Written problem a:
Copy the records from the line with "reset-icon[interactable]: ↺ bbox=[215, 343, 233, 361]" up to and including the line with "radius-slider[interactable]: Radio 25.0", without changing anything.

Text extract:
9. (Loss) Earnings Per Share
The following data show the amounts used in computing (loss) earnings per share and the effect on income and the weighted average number of dilutive potential common shares:
                 
    Three months ended  
    June 30  
    2010     2009  
 
Numerator:
               
Loss from continuing operations — basic and diluted
  $ (10,252 )   $ (12,407 )
Income from discontinued operations — basic and diluted
          11  
 
Net loss — basic and diluted
  $ (10,252 )   $ (12,396 )
 
 
               
Denominator:
               
Weighted average shares outstanding — basic
    22,751       22,627  
Effect of dilutive securities:
               
Share-based compensation awards
           
 
Weighted average shares outstanding — diluted
    22,751       22,627  
 
 
               
(Loss) income per share — basic and diluted:
               
Loss from continuing operations
  $ (0.45 )   $ (0.55 )

Written problem b:
Rewrite the earnings per share note from "9. (Loss) Earnings" up to and including "(10,252 )   $ (12,407 )", putting "ongoing operations" in place of "continuing operations".

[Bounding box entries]
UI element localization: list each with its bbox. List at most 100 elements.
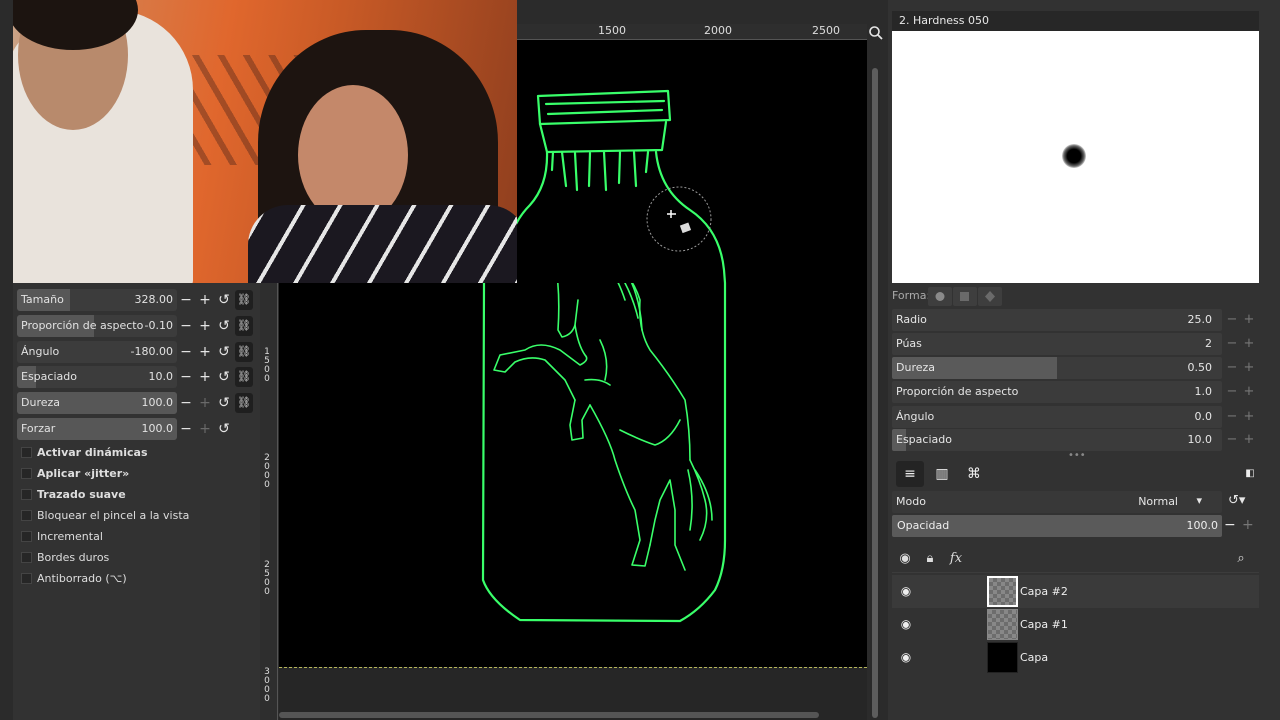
reset-icon[interactable]: ↺ bbox=[215, 343, 233, 361]
plus-icon[interactable]: + bbox=[196, 368, 214, 386]
reset-icon[interactable]: ↺ bbox=[215, 368, 233, 386]
minus-icon[interactable]: − bbox=[1224, 359, 1240, 377]
circle-shape-button[interactable] bbox=[928, 287, 952, 306]
checkbox-box[interactable] bbox=[21, 552, 32, 563]
minus-icon[interactable]: − bbox=[177, 317, 195, 335]
plus-icon[interactable]: + bbox=[196, 420, 214, 438]
checkbox-box[interactable] bbox=[21, 489, 32, 500]
radius-value: 25.0 bbox=[1187, 313, 1213, 326]
ruler-vertical[interactable]: 1 5 0 0 2 0 0 0 2 5 0 0 3 0 0 0 bbox=[260, 283, 278, 720]
radius-slider[interactable]: Radio 25.0 bbox=[892, 309, 1222, 331]
layers-tab-icon[interactable]: ≡ bbox=[896, 461, 924, 487]
horizontal-scrollbar[interactable] bbox=[279, 712, 819, 718]
minus-icon[interactable]: − bbox=[1224, 383, 1240, 401]
effects-icon[interactable]: fx bbox=[947, 550, 965, 568]
minus-icon[interactable]: − bbox=[1224, 335, 1240, 353]
layer-row[interactable]: ◉ Capa #1 bbox=[892, 608, 1259, 641]
person-right-face bbox=[298, 85, 408, 225]
mode-reset-icon[interactable]: ↺▾ bbox=[1228, 493, 1245, 508]
chain-link-icon[interactable]: ⛓ bbox=[235, 316, 253, 336]
brush-angle-slider-row: Ángulo 0.0 − + bbox=[892, 406, 1259, 428]
chain-link-icon[interactable]: ⛓ bbox=[235, 367, 253, 387]
brush-hardness-slider[interactable]: Dureza 0.50 bbox=[892, 357, 1222, 379]
brush-angle-slider[interactable]: Ángulo 0.0 bbox=[892, 406, 1222, 428]
checkbox-box[interactable] bbox=[21, 531, 32, 542]
minus-icon[interactable]: − bbox=[1224, 517, 1236, 533]
ruler-horizontal[interactable]: 1500 2000 2500 bbox=[517, 24, 867, 40]
mode-select[interactable]: Modo Normal ▾ bbox=[892, 491, 1222, 513]
chain-link-icon[interactable]: ⛓ bbox=[235, 342, 253, 362]
aspect-ratio-slider[interactable]: Proporción de aspecto -0.10 bbox=[17, 315, 177, 337]
angle-slider[interactable]: Ángulo -180.00 bbox=[17, 341, 177, 363]
vertical-scrollbar[interactable] bbox=[870, 40, 880, 720]
shape-label: Forma: bbox=[892, 289, 931, 302]
plus-icon[interactable]: + bbox=[1241, 408, 1257, 426]
hardness-slider[interactable]: Dureza 100.0 bbox=[17, 392, 177, 414]
plus-icon[interactable]: + bbox=[196, 291, 214, 309]
scrollbar-thumb[interactable] bbox=[872, 68, 878, 718]
plus-icon[interactable]: + bbox=[1242, 517, 1254, 533]
image-canvas-main[interactable] bbox=[279, 283, 867, 667]
ruler-label: 3 0 0 0 bbox=[264, 667, 270, 704]
minus-icon[interactable]: − bbox=[177, 420, 195, 438]
plus-icon[interactable]: + bbox=[1241, 311, 1257, 329]
minus-icon[interactable]: − bbox=[1224, 431, 1240, 449]
ruler-label: 2 5 0 0 bbox=[264, 560, 270, 597]
brush-aspect-slider[interactable]: Proporción de aspecto 1.0 bbox=[892, 381, 1222, 403]
plus-icon[interactable]: + bbox=[196, 394, 214, 412]
eye-icon[interactable]: ◉ bbox=[898, 649, 914, 665]
paths-tab-icon[interactable]: ⌘ bbox=[960, 461, 988, 487]
checkbox-box[interactable] bbox=[21, 573, 32, 584]
plus-icon[interactable]: + bbox=[1241, 431, 1257, 449]
diamond-shape-button[interactable] bbox=[978, 287, 1002, 306]
plus-icon[interactable]: + bbox=[196, 343, 214, 361]
angle-label: Ángulo bbox=[21, 345, 60, 358]
brush-spacing-slider[interactable]: Espaciado 10.0 bbox=[892, 429, 1222, 451]
minus-icon[interactable]: − bbox=[177, 343, 195, 361]
eye-icon[interactable]: ◉ bbox=[898, 583, 914, 599]
brush-aspect-label: Proporción de aspecto bbox=[896, 385, 1019, 398]
brush-spacing-value: 10.0 bbox=[1187, 433, 1213, 446]
force-slider[interactable]: Forzar 100.0 bbox=[17, 418, 177, 440]
radius-label: Radio bbox=[896, 313, 927, 326]
minus-icon[interactable]: − bbox=[1224, 311, 1240, 329]
visibility-header-icon[interactable]: ◉ bbox=[896, 550, 914, 568]
checkbox-box[interactable] bbox=[21, 510, 32, 521]
panel-drag-handle[interactable]: ••• bbox=[1068, 450, 1086, 461]
size-slider[interactable]: Tamaño 328.00 bbox=[17, 289, 177, 311]
brush-aspect-slider-row: Proporción de aspecto 1.0 − + bbox=[892, 381, 1259, 403]
reset-icon[interactable]: ↺ bbox=[215, 420, 233, 438]
chain-link-icon[interactable]: ⛓ bbox=[235, 393, 253, 413]
panel-menu-icon[interactable]: ◧ bbox=[1242, 461, 1258, 487]
reset-icon[interactable]: ↺ bbox=[215, 394, 233, 412]
reset-icon[interactable]: ↺ bbox=[215, 291, 233, 309]
plus-icon[interactable]: + bbox=[1241, 383, 1257, 401]
zoom-icon[interactable] bbox=[868, 25, 884, 41]
square-shape-button[interactable] bbox=[953, 287, 977, 306]
checkbox-box[interactable] bbox=[21, 468, 32, 479]
image-canvas[interactable] bbox=[517, 40, 867, 283]
checkbox-box[interactable] bbox=[21, 447, 32, 458]
ruler-label: 1 5 0 0 bbox=[264, 347, 270, 384]
shape-row: Forma: bbox=[892, 286, 1259, 306]
reset-icon[interactable]: ↺ bbox=[215, 317, 233, 335]
layer-row[interactable]: ◉ Capa #2 bbox=[892, 575, 1259, 608]
minus-icon[interactable]: − bbox=[1224, 408, 1240, 426]
spikes-slider[interactable]: Púas 2 bbox=[892, 333, 1222, 355]
plus-icon[interactable]: + bbox=[196, 317, 214, 335]
minus-icon[interactable]: − bbox=[177, 291, 195, 309]
layer-name: Capa #1 bbox=[1020, 618, 1068, 631]
opacity-slider[interactable]: Opacidad 100.0 bbox=[892, 515, 1222, 537]
spacing-value: 10.0 bbox=[148, 370, 174, 383]
chain-link-icon[interactable]: ⛓ bbox=[235, 290, 253, 310]
plus-icon[interactable]: + bbox=[1241, 359, 1257, 377]
plus-icon[interactable]: + bbox=[1241, 335, 1257, 353]
spacing-slider[interactable]: Espaciado 10.0 bbox=[17, 366, 177, 388]
layer-row[interactable]: ◉ Capa bbox=[892, 641, 1259, 674]
eye-icon[interactable]: ◉ bbox=[898, 616, 914, 632]
lock-icon[interactable]: 🔒︎ bbox=[921, 550, 939, 568]
search-icon[interactable]: ⌕ bbox=[1232, 550, 1250, 568]
channels-tab-icon[interactable]: ▥ bbox=[928, 461, 956, 487]
minus-icon[interactable]: − bbox=[177, 368, 195, 386]
minus-icon[interactable]: − bbox=[177, 394, 195, 412]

Exercise result a:
reset-icon[interactable]: ↺ bbox=[215, 343, 233, 361]
plus-icon[interactable]: + bbox=[196, 368, 214, 386]
reset-icon[interactable]: ↺ bbox=[215, 368, 233, 386]
minus-icon[interactable]: − bbox=[1224, 359, 1240, 377]
circle-shape-button[interactable] bbox=[928, 287, 952, 306]
checkbox-box[interactable] bbox=[21, 552, 32, 563]
minus-icon[interactable]: − bbox=[177, 317, 195, 335]
plus-icon[interactable]: + bbox=[196, 420, 214, 438]
checkbox-box[interactable] bbox=[21, 489, 32, 500]
radius-value: 25.0 bbox=[1187, 313, 1213, 326]
ruler-vertical[interactable]: 1 5 0 0 2 0 0 0 2 5 0 0 3 0 0 0 bbox=[260, 283, 278, 720]
radius-slider[interactable]: Radio 25.0 bbox=[892, 309, 1222, 331]

Exercise result b:
9. (Loss) Earnings Per Share
The following data show the amounts used in computing (loss) earnings per share and the effect on income and the weighted average number of dilutive potential common shares:
                 
    Three months ended  
    June 30  
    2010     2009  
 
Numerator:
               
Loss from ongoing operations — basic and diluted
  $ (10,252 )   $ (12,407 )